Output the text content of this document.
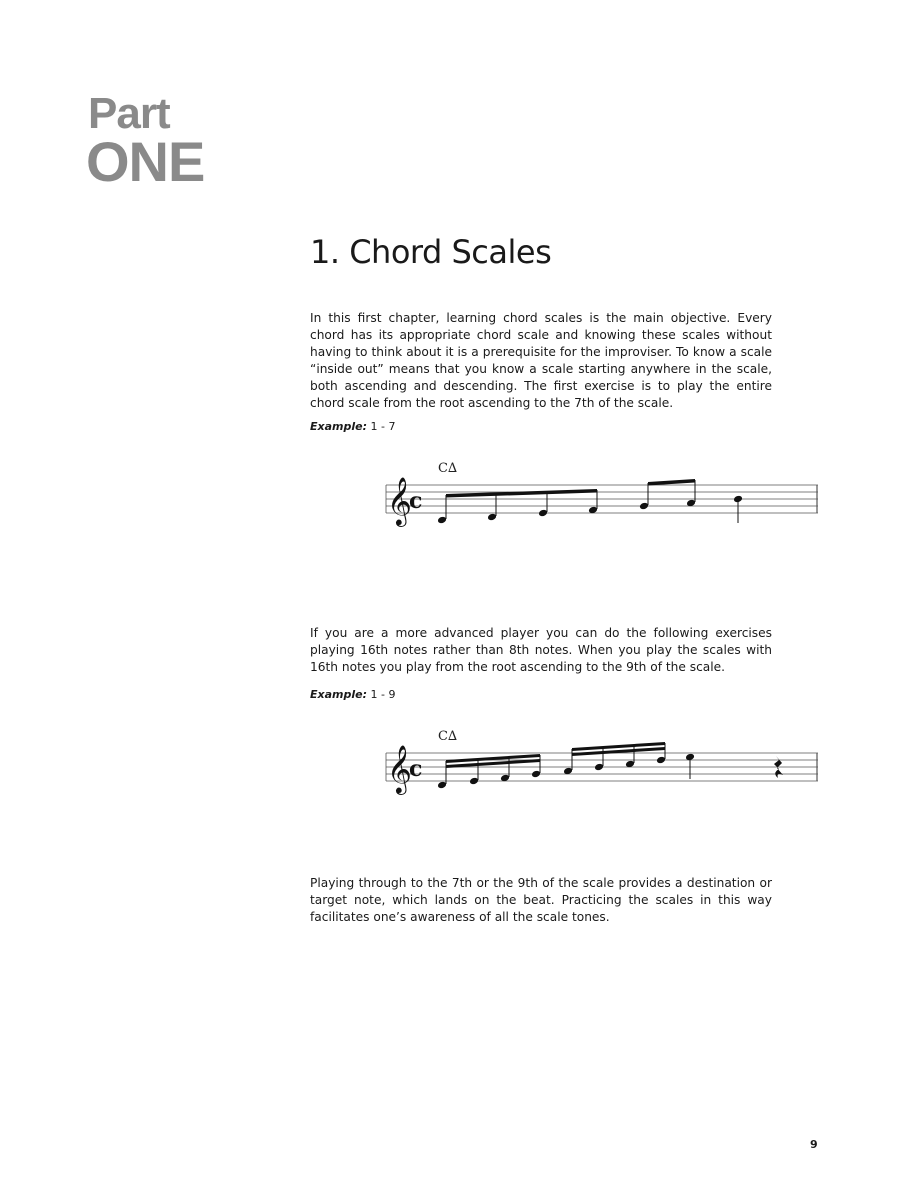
Part
ONE
1. Chord Scales

In this first chapter, learning chord scales is the main objective. Every chord has its appropriate chord scale and knowing these scales without having to think about it is a prerequisite for the improviser. To know a scale “inside out” means that you know a scale starting anywhere in the scale, both ascending and descending. The first exercise is to play the entire chord scale from the root ascending to the 7th of the scale.

Example: 1 - 7
C∆
𝄞
c

If you are a more advanced player you can do the following exercises playing 16th notes rather than 8th notes. When you play the scales with 16th notes you play from the root ascending to the 9th of the scale.

Example: 1 - 9
C∆
𝄞
c

Playing through to the 7th or the 9th of the scale provides a destination or target note, which lands on the beat. Practicing the scales in this way facilitates one’s awareness of all the scale tones.

9
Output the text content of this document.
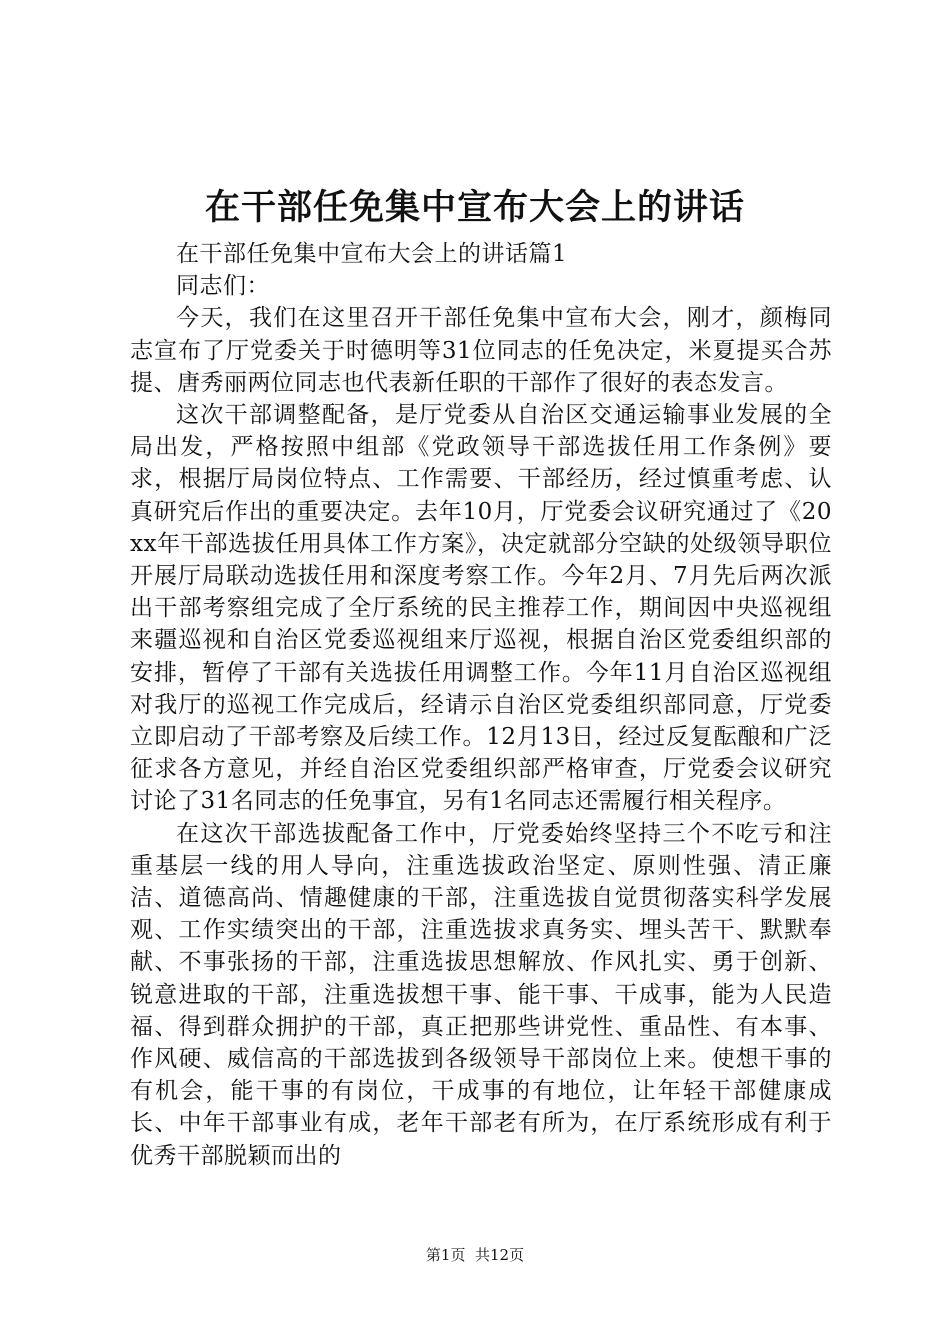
在干部任免集中宣布大会上的讲话

在干部任免集中宣布大会上的讲话篇1

同志们：

今天，我们在这里召开干部任免集中宣布大会，刚才，颜梅同志宣布了厅党委关于时德明等31位同志的任免决定，米夏提买合苏提、唐秀丽两位同志也代表新任职的干部作了很好的表态发言。

这次干部调整配备，是厅党委从自治区交通运输事业发展的全局出发，严格按照中组部《党政领导干部选拔任用工作条例》要求，根据厅局岗位特点、工作需要、干部经历，经过慎重考虑、认真研究后作出的重要决定。去年10月，厅党委会议研究通过了《20xx年干部选拔任用具体工作方案》，决定就部分空缺的处级领导职位开展厅局联动选拔任用和深度考察工作。今年2月、7月先后两次派出干部考察组完成了全厅系统的民主推荐工作，期间因中央巡视组来疆巡视和自治区党委巡视组来厅巡视，根据自治区党委组织部的安排，暂停了干部有关选拔任用调整工作。今年11月自治区巡视组对我厅的巡视工作完成后，经请示自治区党委组织部同意，厅党委立即启动了干部考察及后续工作。12月13日，经过反复酝酿和广泛征求各方意见，并经自治区党委组织部严格审查，厅党委会议研究讨论了31名同志的任免事宜，另有1名同志还需履行相关程序。

在这次干部选拔配备工作中，厅党委始终坚持三个不吃亏和注重基层一线的用人导向，注重选拔政治坚定、原则性强、清正廉洁、道德高尚、情趣健康的干部，注重选拔自觉贯彻落实科学发展观、工作实绩突出的干部，注重选拔求真务实、埋头苦干、默默奉献、不事张扬的干部，注重选拔思想解放、作风扎实、勇于创新、锐意进取的干部，注重选拔想干事、能干事、干成事，能为人民造福、得到群众拥护的干部，真正把那些讲党性、重品性、有本事、作风硬、威信高的干部选拔到各级领导干部岗位上来。使想干事的有机会，能干事的有岗位，干成事的有地位，让年轻干部健康成长、中年干部事业有成，老年干部老有所为，在厅系统形成有利于优秀干部脱颖而出的

第1页 共12页
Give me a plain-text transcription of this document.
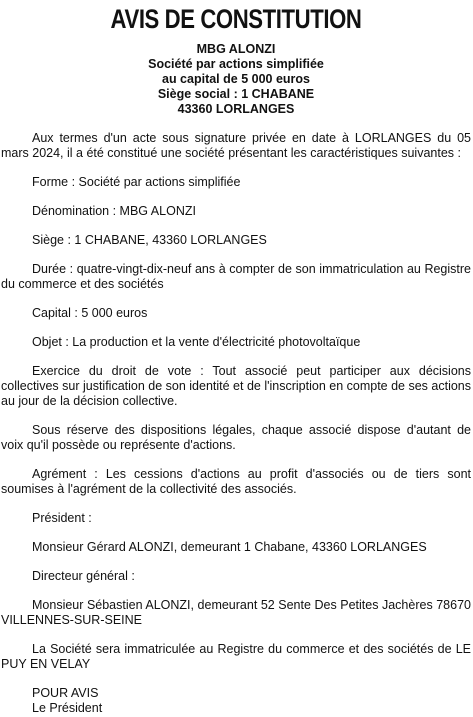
AVIS DE CONSTITUTION
MBG ALONZI
Société par actions simplifiée
au capital de 5 000 euros
Siège social : 1 CHABANE
43360 LORLANGES

Aux termes d'un acte sous signature privée en date à LORLANGES du 05 mars 2024, il a été constitué une société présentant les caractéristiques suivantes :

Forme : Société par actions simplifiée

Dénomination : MBG ALONZI

Siège : 1 CHABANE, 43360 LORLANGES

Durée : quatre-vingt-dix-neuf ans à compter de son immatriculation au Registre du commerce et des sociétés

Capital : 5 000 euros

Objet : La production et la vente d'électricité photovoltaïque

Exercice du droit de vote : Tout associé peut participer aux décisions collectives sur justification de son identité et de l'inscription en compte de ses actions au jour de la décision collective.

Sous réserve des dispositions légales, chaque associé dispose d'autant de voix qu'il possède ou représente d'actions.

Agrément : Les cessions d'actions au profit d'associés ou de tiers sont soumises à l'agrément de la collectivité des associés.

Président :

Monsieur Gérard ALONZI, demeurant 1 Chabane, 43360 LORLANGES

Directeur général :

Monsieur Sébastien ALONZI, demeurant 52 Sente Des Petites Jachères 78670 VILLENNES-SUR-SEINE

La Société sera immatriculée au Registre du commerce et des sociétés de LE PUY EN VELAY

POUR AVIS

Le Président
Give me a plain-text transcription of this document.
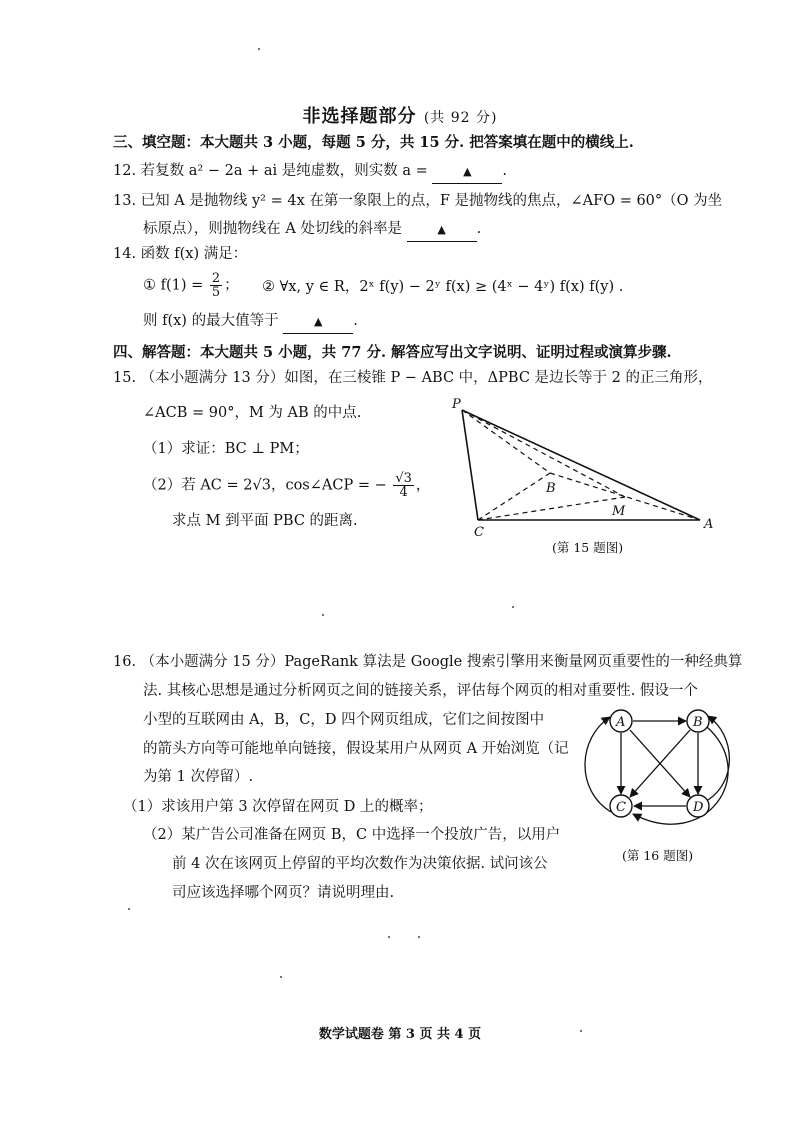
非选择题部分 (共 92 分)
三、填空题：本大题共 3 小题，每题 5 分，共 15 分. 把答案填在题中的横线上.
12. 若复数 a² − 2a + ai 是纯虚数，则实数 a =	▲ .
13. 已知 A 是抛物线 y² = 4x 在第一象限上的点，F 是抛物线的焦点，∠AFO = 60°（O 为坐
标原点），则抛物线在 A 处切线的斜率是	▲ .
14. 函数 f(x) 满足：
① $f(1) = \frac{2}{5}$ ； ② ∀x, y ∈ R，2ˣ f(y) − 2ʸ f(x) ≥ (4ˣ − 4ʸ) f(x) f(y) .
则 f(x) 的最大值等于	▲ .
四、解答题：本大题共 5 小题，共 77 分. 解答应写出文字说明、证明过程或演算步骤.
15. （本小题满分 13 分）如图，在三棱锥 P − ABC 中，ΔPBC 是边长等于 2 的正三角形，
∠ACB = 90°，M 为 AB 的中点.
（1）求证：BC ⊥ PM；
（2）若 AC = 2√3，cos∠ACP = − $\frac{√3}{4}$ ，
求点 M 到平面 PBC 的距离.
P
B
M
C
A
(第 15 题图)
16. （本小题满分 15 分）PageRank 算法是 Google 搜索引擎用来衡量网页重要性的一种经典算
法. 其核心思想是通过分析网页之间的链接关系，评估每个网页的相对重要性. 假设一个
小型的互联网由 A，B，C，D 四个网页组成，它们之间按图中
的箭头方向等可能地单向链接，假设某用户从网页 A 开始浏览（记
为第 1 次停留）.
（1）求该用户第 3 次停留在网页 D 上的概率；
（2）某广告公司准备在网页 B，C 中选择一个投放广告，以用户
前 4 次在该网页上停留的平均次数作为决策依据. 试问该公
司应该选择哪个网页？请说明理由.
A	B
C	D
(第 16 题图)
数学试题卷 第 3 页 共 4 页
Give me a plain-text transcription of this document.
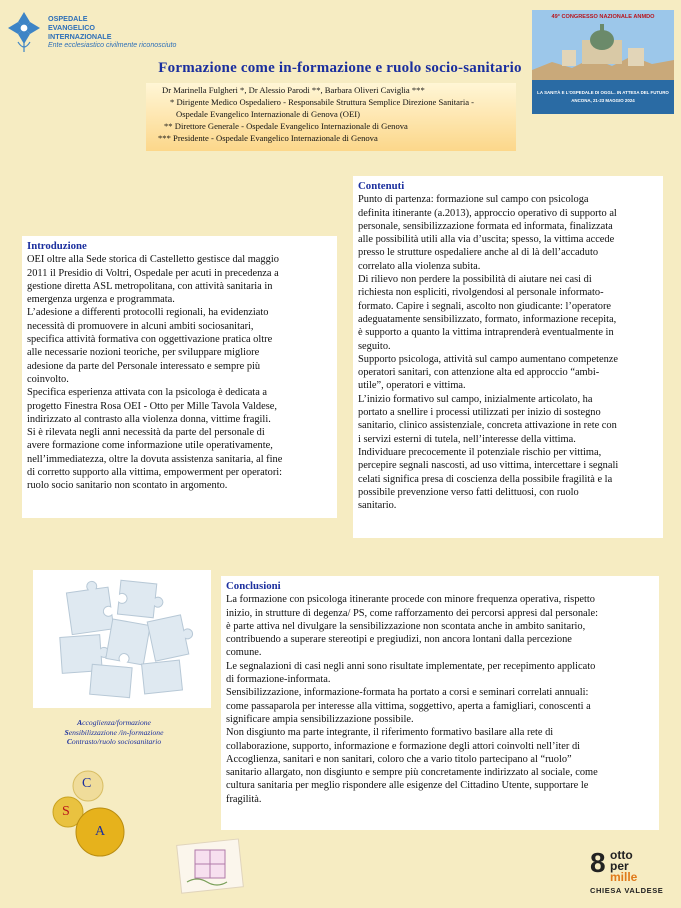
OSPEDALE
EVANGELICO
INTERNAZIONALE
Ente ecclesiastico civilmente riconosciuto
Formazione come in-formazione e ruolo socio-sanitario
Dr Marinella Fulgheri *, Dr Alessio Parodi **, Barbara Oliveri Caviglia ***
* Dirigente Medico Ospedaliero - Responsabile Struttura Semplice Direzione Sanitaria -
Ospedale Evangelico Internazionale di Genova (OEI)
** Direttore Generale - Ospedale Evangelico Internazionale di Genova
*** Presidente - Ospedale Evangelico Internazionale di Genova
49° CONGRESSO NAZIONALE ANMDO
LA SANITÀ E L'OSPEDALE DI OGGI... IN ATTESA DEL FUTURO
ANCONA, 21-23 MAGGIO 2024
Contenuti
Punto di partenza: formazione sul campo con psicologa
definita itinerante (a.2013), approccio operativo di supporto al
personale, sensibilizzazione formata ed informata, finalizzata
alle possibilità utili alla via d’uscita; spesso, la vittima accede
presso le strutture ospedaliere anche al di là dell’accaduto
correlato alla violenza subita.
Di rilievo non perdere la possibilità di aiutare nei casi di
richiesta non espliciti, rivolgendosi al personale informato-
formato. Capire i segnali, ascolto non giudicante: l’operatore
adeguatamente sensibilizzato, formato, informazione recepita,
è supporto a quanto la vittima intraprenderà eventualmente in
seguito.
Supporto psicologa, attività sul campo aumentano competenze
operatori sanitari, con attenzione alta ed approccio “ambi-
utile”, operatori e vittima.
L’inizio formativo sul campo, inizialmente articolato, ha
portato a snellire i processi utilizzati per inizio di sostegno
sanitario, clinico assistenziale, concreta attivazione in rete con
i servizi esterni di tutela, nell’interesse della vittima.
Individuare precocemente il potenziale rischio per vittima,
percepire segnali nascosti, ad uso vittima, intercettare i segnali
celati significa presa di coscienza della possibile fragilità e la
possibile prevenzione verso fatti delittuosi, con ruolo
sanitario.
Introduzione
OEI oltre alla Sede storica di Castelletto gestisce dal maggio
2011 il Presidio di Voltri, Ospedale per acuti in precedenza a
gestione diretta ASL metropolitana, con attività sanitaria in
emergenza urgenza e programmata.
L’adesione a differenti protocolli regionali, ha evidenziato
necessità di promuovere in alcuni ambiti sociosanitari,
specifica attività formativa con oggettivazione pratica oltre
alle necessarie nozioni teoriche, per sviluppare migliore
adesione da parte del Personale interessato e sempre più
coinvolto.
Specifica esperienza attivata con la psicologa è dedicata a
progetto Finestra Rosa OEI - Otto per Mille Tavola Valdese,
indirizzato al contrasto alla violenza donna, vittime fragili.
Si è rilevata negli anni necessità da parte del personale di
avere formazione come informazione utile operativamente,
nell’immediatezza, oltre la dovuta assistenza sanitaria, al fine
di corretto supporto alla vittima, empowerment per operatori:
ruolo socio sanitario non scontato in argomento.
Accoglienza/formazione
Sensibilizzazione /in-formazione
Contrasto/ruolo sociosanitario
C
S
A
Conclusioni
La formazione con psicologa itinerante procede con minore frequenza operativa, rispetto
inizio, in strutture di degenza/ PS, come rafforzamento dei percorsi appresi dal personale:
è parte attiva nel divulgare la sensibilizzazione non scontata anche in ambito sanitario,
contribuendo a superare stereotipi e pregiudizi, non ancora lontani dalla percezione
comune.
Le segnalazioni di casi negli anni sono risultate implementate, per recepimento applicato
di formazione-informata.
Sensibilizzazione, informazione-formata ha portato a corsi e seminari correlati annuali:
come passaparola per interesse alla vittima, soggettivo, aperta a famigliari, conoscenti a
significare ampia sensibilizzazione possibile.
Non disgiunto ma parte integrante, il riferimento formativo basilare alla rete di
collaborazione, supporto, informazione e formazione degli attori coinvolti nell’iter di
Accoglienza, sanitari e non sanitari, coloro che a vario titolo partecipano al “ruolo”
sanitario allargato, non disgiunto e sempre più concretamente indirizzato al sociale, come
cultura sanitaria per meglio rispondere alle esigenze del Cittadino Utente, supportare le
fragilità.
8 otto
per
mille
CHIESA VALDESE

** WHAT YOU WILL DO **
Copy out each line of the listing that holds "formativo".

** RESULT OF THIS TASK **
L’inizio formativo sul campo, inizialmente articolato, ha
Non disgiunto ma parte integrante, il riferimento formativo basilare alla rete di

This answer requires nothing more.